Dopisz dalszy ciąg zamieszczonego niżej wyroku Sądu Apelacyjnego w Poznaniu, zaczynając zaraz po słowach „z siedzibą w C.”.

## FRAGMENT ŹRÓDŁOWY:
+++

Pełny tekst orzeczenia

Sygn. akt I ACa 220/14

WYROK

W IMIENIU RZECZYPOSPOLITEJ POLSKIEJ

Dnia 24 września 2014 r.

Sąd Apelacyjny w Poznaniu, I Wydział Cywilny w składzie:

Przewodniczący:

SSA Marek Górecki (spr.)

Sędziowie:

SA Mariola Głowacka

SA Bogdan Wysocki

Protokolant:

st.sekr.sądowy Kinga Kwiatkowska

po rozpoznaniu w dniu 24 września 2014 r. w Poznaniu

na rozprawie

sprawy z powództwa B. W.

przeciwko Ubezpieczeniowemu Funduszowi Gwarancyjnemu w W.

przy interwencji ubocznej (...) spółce z ograniczoną odpowiedzialnością

z siedzibą w C.

+++

## WYKAZ DANYCH:
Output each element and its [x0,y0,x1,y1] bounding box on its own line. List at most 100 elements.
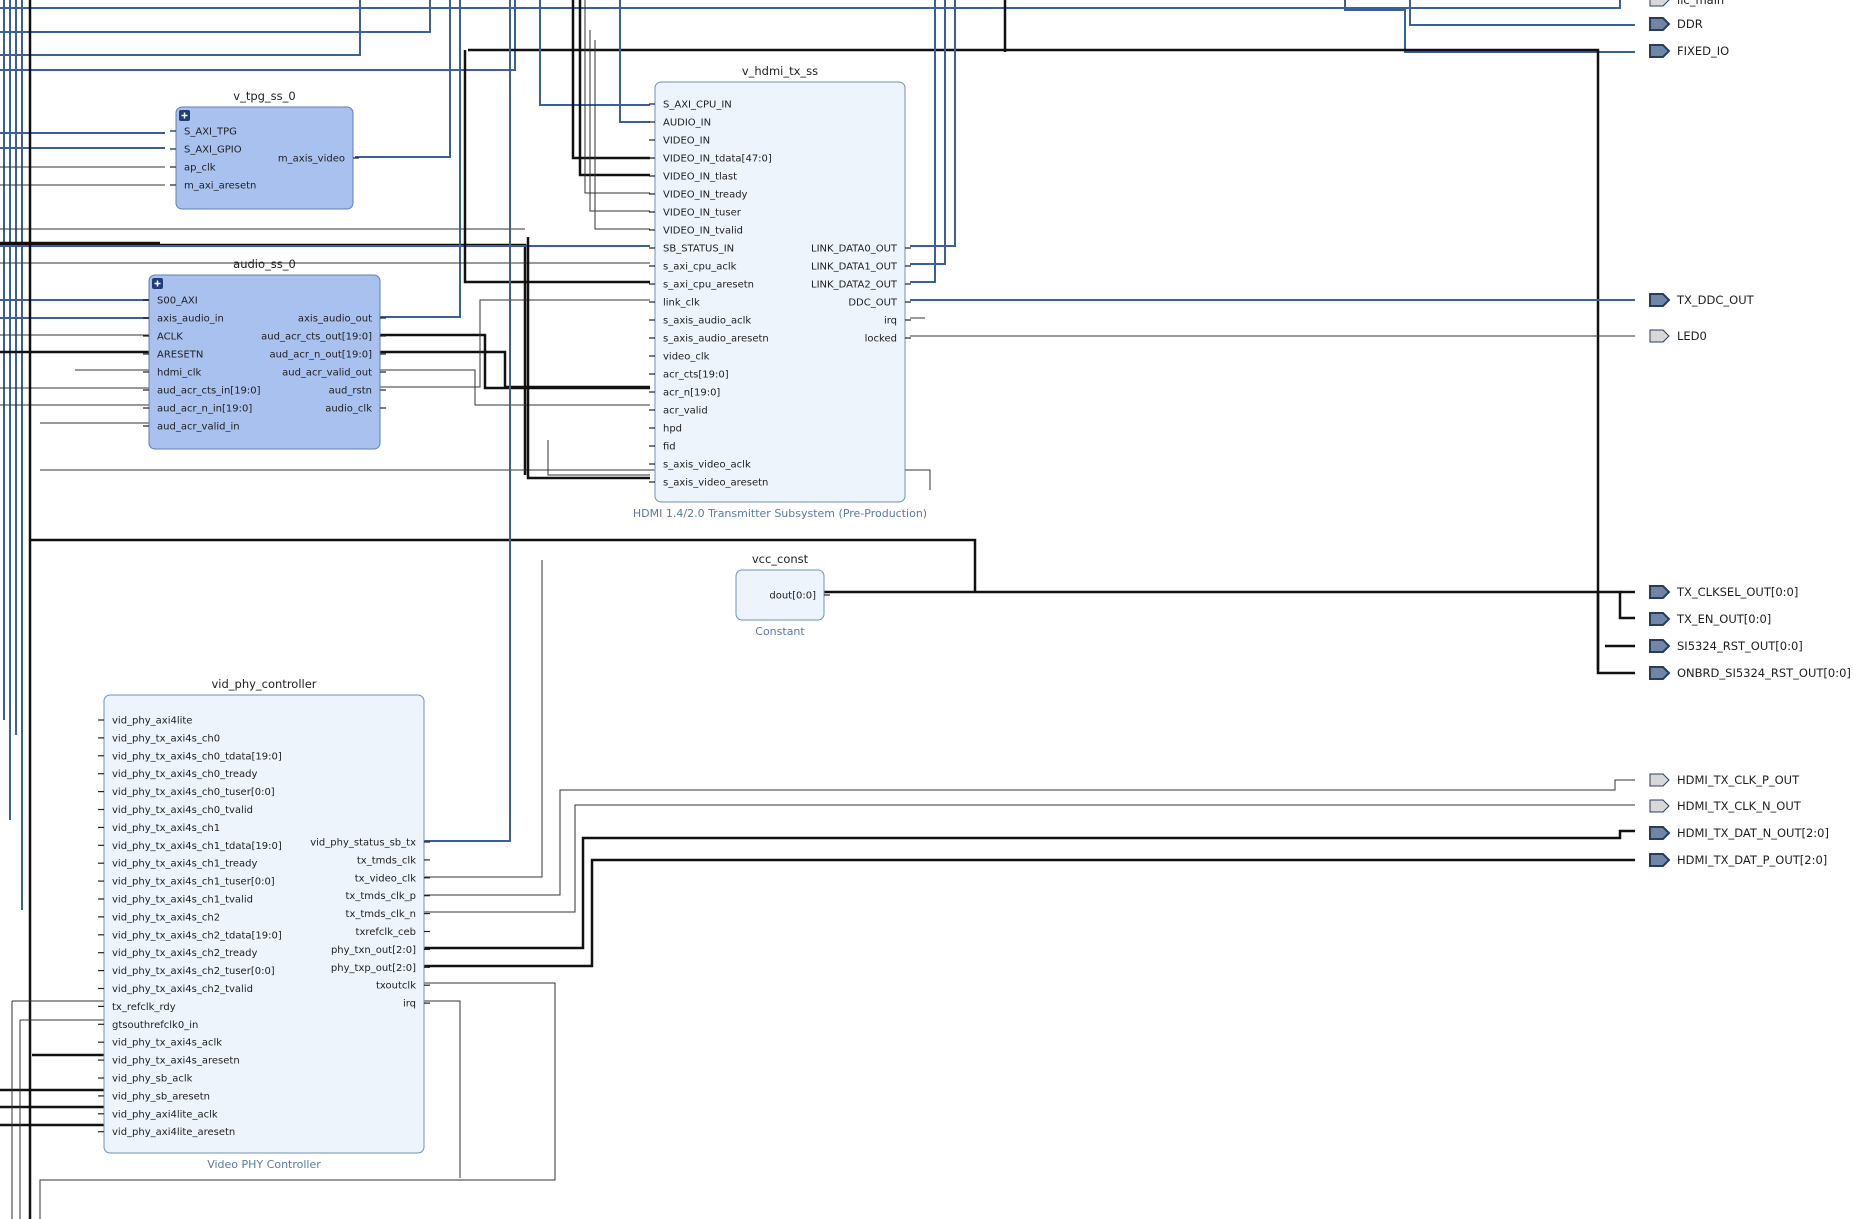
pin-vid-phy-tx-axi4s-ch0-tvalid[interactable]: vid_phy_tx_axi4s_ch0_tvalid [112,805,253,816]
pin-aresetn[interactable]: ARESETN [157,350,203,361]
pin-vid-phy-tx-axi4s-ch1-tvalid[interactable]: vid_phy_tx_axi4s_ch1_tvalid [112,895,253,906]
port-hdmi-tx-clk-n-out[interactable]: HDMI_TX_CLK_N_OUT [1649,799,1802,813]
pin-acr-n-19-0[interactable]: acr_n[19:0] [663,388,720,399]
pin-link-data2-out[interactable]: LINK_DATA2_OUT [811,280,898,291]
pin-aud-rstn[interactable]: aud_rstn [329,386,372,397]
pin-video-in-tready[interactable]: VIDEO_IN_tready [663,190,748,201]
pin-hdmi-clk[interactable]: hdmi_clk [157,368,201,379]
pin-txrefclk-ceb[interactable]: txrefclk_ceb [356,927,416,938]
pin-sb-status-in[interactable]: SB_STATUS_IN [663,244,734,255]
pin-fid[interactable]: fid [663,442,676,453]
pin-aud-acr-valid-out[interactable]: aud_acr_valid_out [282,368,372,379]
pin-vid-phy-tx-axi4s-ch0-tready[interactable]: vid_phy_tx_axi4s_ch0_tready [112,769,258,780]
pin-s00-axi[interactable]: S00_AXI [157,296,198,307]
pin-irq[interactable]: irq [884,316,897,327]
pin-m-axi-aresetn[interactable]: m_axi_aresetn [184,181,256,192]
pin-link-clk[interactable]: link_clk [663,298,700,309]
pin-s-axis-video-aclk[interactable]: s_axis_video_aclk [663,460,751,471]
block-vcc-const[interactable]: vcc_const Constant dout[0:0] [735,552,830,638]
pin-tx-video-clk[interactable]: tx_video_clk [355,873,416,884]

+++

## ODPOWIEDŹ:
o zapłatę

na skutek apelacji pozwanego

od wyroku Sądu Okręgowego w Zielonej Górze

z dnia 17 października 2013 r., sygn. akt I C 525/12

oddala apelację.

SSA Mariola Głowacka SSA Marek Górecki SSA Bogdan Wysocki

I ACa 220/14

UZASADNIENIE

Powódka B. W. wniosła o zasądzenie od pozwanego Ubezpieczeniowego Funduszu Gwarancyjnego w W. kwoty 591.674 zł z odsetkami ustawowymi od dnia 23 sierpnia 2012 r. do dnia zapłaty oraz renty odszkodowawczej w wysokości 820 zł płatnej do 10-tego dnia każdego miesiąca, poczynając od października 2012 r. oraz zasądzenie od pozwanego zwrotu kosztów procesu według norm przepisanych.

Roszczeń tych domagała się w związku ze śmiercią męża wskutek przygniecenia łyżką koparki nieubezpieczonej od odpowiedzialności OC.

Pozwany wniósł o oddalenie powództwa i zasądzenie od powódki kosztów postępowania, w tym kosztów zastępstwa procesowego według norm przepisanych.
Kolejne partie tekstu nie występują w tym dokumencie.